━━━ DATA SUPPLIED

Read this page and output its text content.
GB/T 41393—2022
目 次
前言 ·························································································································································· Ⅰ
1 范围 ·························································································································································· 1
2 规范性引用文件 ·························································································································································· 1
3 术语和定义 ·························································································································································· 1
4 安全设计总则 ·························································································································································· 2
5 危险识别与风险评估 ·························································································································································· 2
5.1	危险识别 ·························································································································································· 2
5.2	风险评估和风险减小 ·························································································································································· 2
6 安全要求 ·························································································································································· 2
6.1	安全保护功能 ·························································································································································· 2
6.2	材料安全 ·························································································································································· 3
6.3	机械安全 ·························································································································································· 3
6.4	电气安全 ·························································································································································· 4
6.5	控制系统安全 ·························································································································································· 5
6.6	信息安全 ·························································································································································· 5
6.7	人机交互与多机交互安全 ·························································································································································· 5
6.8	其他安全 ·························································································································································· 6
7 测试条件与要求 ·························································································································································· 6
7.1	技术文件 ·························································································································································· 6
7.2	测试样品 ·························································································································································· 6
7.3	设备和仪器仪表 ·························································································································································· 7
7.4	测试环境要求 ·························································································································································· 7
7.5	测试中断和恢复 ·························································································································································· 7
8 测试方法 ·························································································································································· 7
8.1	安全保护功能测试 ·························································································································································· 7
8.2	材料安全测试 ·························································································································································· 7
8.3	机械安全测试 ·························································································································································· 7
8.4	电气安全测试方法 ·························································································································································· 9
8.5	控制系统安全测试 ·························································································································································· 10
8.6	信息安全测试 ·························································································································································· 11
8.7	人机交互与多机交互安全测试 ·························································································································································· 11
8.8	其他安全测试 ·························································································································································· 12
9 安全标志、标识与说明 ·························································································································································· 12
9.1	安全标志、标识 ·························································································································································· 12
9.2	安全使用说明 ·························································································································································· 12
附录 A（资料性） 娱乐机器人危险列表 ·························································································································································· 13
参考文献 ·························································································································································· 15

━━━━━━

TASK DIRECTIONS: Every entry must be output again, exactly as written above.

WRITTEN REPLY:
Read this page and output its text content.
GB/T 41393—2022
目 次
前言 ·························································································································································· Ⅰ
1 范围 ·························································································································································· 1
2 规范性引用文件 ·························································································································································· 1
3 术语和定义 ·························································································································································· 1
4 安全设计总则 ·························································································································································· 2
5 危险识别与风险评估 ·························································································································································· 2
5.1	危险识别 ·························································································································································· 2
5.2	风险评估和风险减小 ·························································································································································· 2
6 安全要求 ·························································································································································· 2
6.1	安全保护功能 ·························································································································································· 2
6.2	材料安全 ·························································································································································· 3
6.3	机械安全 ·························································································································································· 3
6.4	电气安全 ·························································································································································· 4
6.5	控制系统安全 ·························································································································································· 5
6.6	信息安全 ·························································································································································· 5
6.7	人机交互与多机交互安全 ·························································································································································· 5
6.8	其他安全 ·························································································································································· 6
7 测试条件与要求 ·························································································································································· 6
7.1	技术文件 ·························································································································································· 6
7.2	测试样品 ·························································································································································· 6
7.3	设备和仪器仪表 ·························································································································································· 7
7.4	测试环境要求 ·························································································································································· 7
7.5	测试中断和恢复 ·························································································································································· 7
8 测试方法 ·························································································································································· 7
8.1	安全保护功能测试 ·························································································································································· 7
8.2	材料安全测试 ·························································································································································· 7
8.3	机械安全测试 ·························································································································································· 7
8.4	电气安全测试方法 ·························································································································································· 9
8.5	控制系统安全测试 ·························································································································································· 10
8.6	信息安全测试 ·························································································································································· 11
8.7	人机交互与多机交互安全测试 ·························································································································································· 11
8.8	其他安全测试 ·························································································································································· 12
9 安全标志、标识与说明 ·························································································································································· 12
9.1	安全标志、标识 ·························································································································································· 12
9.2	安全使用说明 ·························································································································································· 12
附录 A（资料性） 娱乐机器人危险列表 ·························································································································································· 13
参考文献 ·························································································································································· 15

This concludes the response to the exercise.